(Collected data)
_ _ _ _
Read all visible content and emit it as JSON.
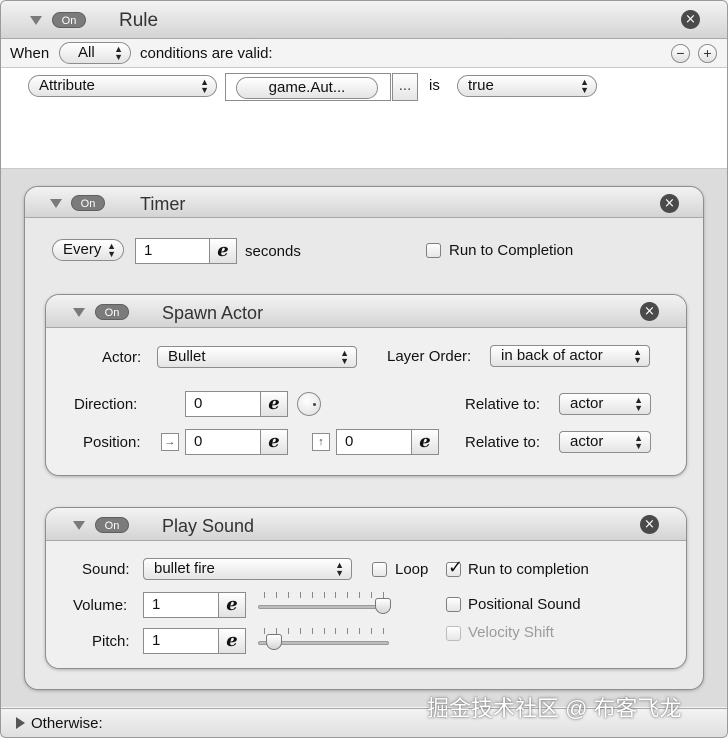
{
  "rule": {
    "toggle_label": "On",
    "title": "Rule",
    "close_glyph": "×",
    "when_label": "When",
    "when_value": "All",
    "conditions_text": "conditions are valid:",
    "minus_glyph": "−",
    "plus_glyph": "+",
    "condition": {
      "type_value": "Attribute",
      "attribute_value": "game.Aut...",
      "browse_label": "...",
      "operator_label": "is",
      "compare_value": "true"
    }
  },
  "timer": {
    "toggle_label": "On",
    "title": "Timer",
    "close_glyph": "×",
    "mode_value": "Every",
    "seconds_value": "1",
    "expression_glyph": "e",
    "seconds_label": "seconds",
    "run_to_completion_label": "Run to Completion",
    "run_to_completion_checked": false
  },
  "spawn": {
    "toggle_label": "On",
    "title": "Spawn Actor",
    "close_glyph": "×",
    "actor_label": "Actor:",
    "actor_value": "Bullet",
    "layer_label": "Layer Order:",
    "layer_value": "in back of actor",
    "direction_label": "Direction:",
    "direction_value": "0",
    "relative1_label": "Relative to:",
    "relative1_value": "actor",
    "position_label": "Position:",
    "pos_x_value": "0",
    "pos_y_value": "0",
    "relative2_label": "Relative to:",
    "relative2_value": "actor",
    "expression_glyph": "e",
    "x_glyph": "→",
    "y_glyph": "↑"
  },
  "sound": {
    "toggle_label": "On",
    "title": "Play Sound",
    "close_glyph": "×",
    "sound_label": "Sound:",
    "sound_value": "bullet fire",
    "loop_label": "Loop",
    "loop_checked": false,
    "run_label": "Run to completion",
    "run_checked": true,
    "volume_label": "Volume:",
    "volume_value": "1",
    "volume_level": 1.0,
    "positional_label": "Positional Sound",
    "positional_checked": false,
    "pitch_label": "Pitch:",
    "pitch_value": "1",
    "pitch_level": 0.08,
    "velocity_label": "Velocity Shift",
    "velocity_enabled": false,
    "expression_glyph": "e"
  },
  "otherwise": {
    "label": "Otherwise:"
  },
  "watermark": {
    "text": "掘金技术社区 @ 布客飞龙"
  }
}
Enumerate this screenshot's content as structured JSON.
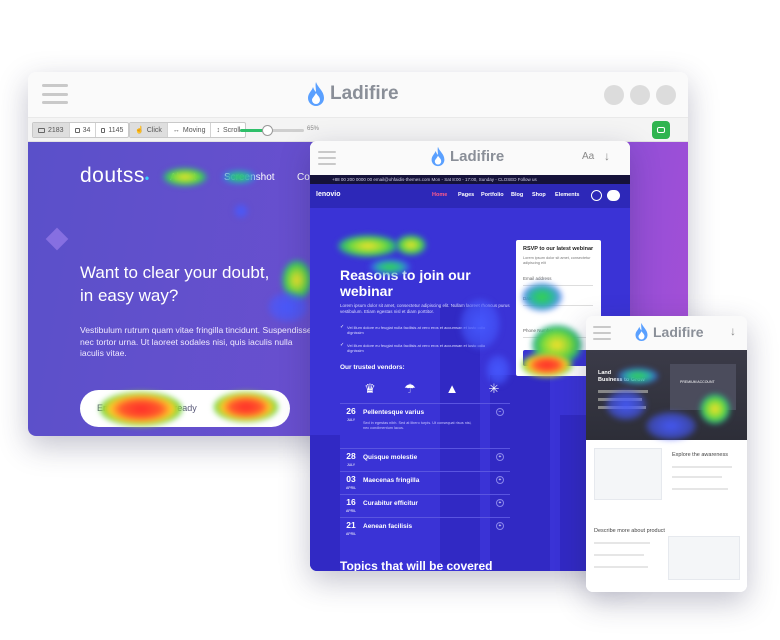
{
  "app": {
    "logo_text": "Ladifire",
    "brand_color": "#5aa0ff"
  },
  "desktop": {
    "toolbar": {
      "devices": [
        {
          "icon": "desktop-icon",
          "count": "2183"
        },
        {
          "icon": "tablet-icon",
          "count": "34"
        },
        {
          "icon": "mobile-icon",
          "count": "1145"
        }
      ],
      "modes": [
        {
          "icon": "click-icon",
          "label": "Click"
        },
        {
          "icon": "moving-icon",
          "label": "Moving"
        },
        {
          "icon": "scroll-icon",
          "label": "Scroll"
        }
      ],
      "opacity_value": "65%",
      "opacity_fraction": 0.3,
      "camera_icon": "camera-icon"
    },
    "site": {
      "brand": "doutss",
      "nav": [
        "About",
        "Screenshot",
        "Co"
      ],
      "hero_title_line1": "Want to clear your doubt,",
      "hero_title_line2": "in easy way?",
      "hero_desc": "Vestibulum rutrum quam vitae fringilla tincidunt. Suspendisse nec tortor urna. Ut laoreet sodales nisi, quis iaculis nulla iaculis vitae.",
      "cta_placeholder": "Email me when it's ready"
    }
  },
  "tablet": {
    "topbar_text": "+88 00 200 0000 00    email@ohfaidis-themes.com    Mon - Sat 8:00 - 17:00, Sunday - CLOSED    Follow us",
    "brand": "Ienovio",
    "nav": [
      "Home",
      "Pages",
      "Portfolio",
      "Blog",
      "Shop",
      "Elements"
    ],
    "hero_title": "Reasons to join our webinar",
    "hero_desc": "Lorem ipsum dolor sit amet, consectetur adipiscing elit. Nullam laoreet rhoncus purus vestibulum. Etiam egestas nisl et diam porttitor.",
    "checks": [
      "Vel illum dolore eu feugiat nulla facilisis at vero eros et accumsan et iusto odio dignissim",
      "Vel illum dolore eu feugiat nulla facilisis at vero eros et accumsan et iusto odio dignissim"
    ],
    "vendors_title": "Our trusted vendors:",
    "rsvp": {
      "title": "RSVP to our latest webinar",
      "subtitle": "Lorem ipsum dolor sit amet, consectetur adipiscing elit",
      "fields": [
        "Email address",
        "Date",
        "Phone Number"
      ]
    },
    "agenda": [
      {
        "day": "26",
        "month": "JULY",
        "title": "Pellentesque varius",
        "body": "Sed in egestas nibh. Sed at libero turpis. Ut consequat risus nisi, nec condimentum lacus."
      },
      {
        "day": "28",
        "month": "JULY",
        "title": "Quisque molestie",
        "body": ""
      },
      {
        "day": "03",
        "month": "APRIL",
        "title": "Maecenas fringilla",
        "body": ""
      },
      {
        "day": "16",
        "month": "APRIL",
        "title": "Curabitur efficitur",
        "body": ""
      },
      {
        "day": "21",
        "month": "APRIL",
        "title": "Aenean facilisis",
        "body": ""
      }
    ],
    "topics_title": "Topics that will be covered"
  },
  "mobile": {
    "hero_title": "Land",
    "hero_title_2": "Business to Grow",
    "section_1": "Explore the awareness",
    "section_2": "Describe more about product",
    "badge": "PREMIUM ACCOUNT"
  }
}
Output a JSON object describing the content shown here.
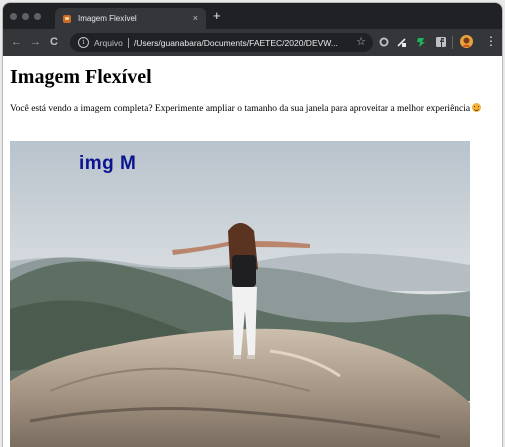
{
  "browser": {
    "tab_title": "Imagem Flexível",
    "tab_close": "×",
    "new_tab": "+",
    "nav_back": "←",
    "nav_forward": "→",
    "nav_reload": "C",
    "url_scheme": "Arquivo",
    "url_path": "/Users/guanabara/Documents/FAETEC/2020/DEVW...",
    "bookmark_star": "☆",
    "menu": "⋮"
  },
  "page": {
    "heading": "Imagem Flexível",
    "paragraph": "Você está vendo a imagem completa? Experimente ampliar o tamanho da sua janela para aproveitar a melhor experiência",
    "image_overlay_text": "img M"
  },
  "colors": {
    "tab_bar": "#202124",
    "toolbar": "#35363a",
    "overlay_text": "#0b148f"
  }
}
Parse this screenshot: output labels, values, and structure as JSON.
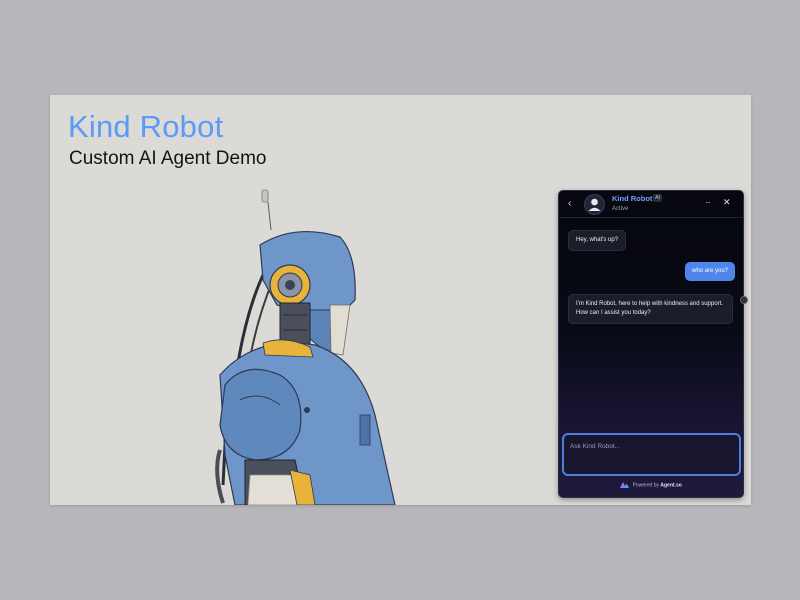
{
  "slide": {
    "title": "Kind Robot",
    "subtitle": "Custom AI Agent Demo"
  },
  "colors": {
    "accent": "#5b9af5",
    "user_bubble": "#4f86ea",
    "robot_body": "#6f96c8",
    "robot_accent": "#e8b23b"
  },
  "chat": {
    "header": {
      "back_icon": "chevron-left-icon",
      "agent_name": "Kind Robot",
      "badge": "AI",
      "status": "Active",
      "more_icon": "more-icon",
      "close_icon": "close-icon"
    },
    "messages": [
      {
        "role": "agent",
        "text": "Hey, what's up?"
      },
      {
        "role": "user",
        "text": "who are you?"
      },
      {
        "role": "agent",
        "text": "I'm Kind Robot, here to help with kindness and support. How can I assist you today?"
      }
    ],
    "input": {
      "placeholder": "Ask Kind Robot..."
    },
    "footer": {
      "powered_by": "Powered by",
      "brand": "Agent.so"
    }
  }
}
_ _ _ _
#### WRITTEN TASK:
In the records above, locate the line with "Parse this screenshot: output"; output it and each line after it through the last one, exactly, omitting pictures.

#### ANSWER BELOW:
Parse this screenshot: output labels, values, and structure as JSON.
{
  "slide": {
    "title": "Kind Robot",
    "subtitle": "Custom AI Agent Demo"
  },
  "colors": {
    "accent": "#5b9af5",
    "user_bubble": "#4f86ea",
    "robot_body": "#6f96c8",
    "robot_accent": "#e8b23b"
  },
  "chat": {
    "header": {
      "back_icon": "chevron-left-icon",
      "agent_name": "Kind Robot",
      "badge": "AI",
      "status": "Active",
      "more_icon": "more-icon",
      "close_icon": "close-icon"
    },
    "messages": [
      {
        "role": "agent",
        "text": "Hey, what's up?"
      },
      {
        "role": "user",
        "text": "who are you?"
      },
      {
        "role": "agent",
        "text": "I'm Kind Robot, here to help with kindness and support. How can I assist you today?"
      }
    ],
    "input": {
      "placeholder": "Ask Kind Robot..."
    },
    "footer": {
      "powered_by": "Powered by",
      "brand": "Agent.so"
    }
  }
}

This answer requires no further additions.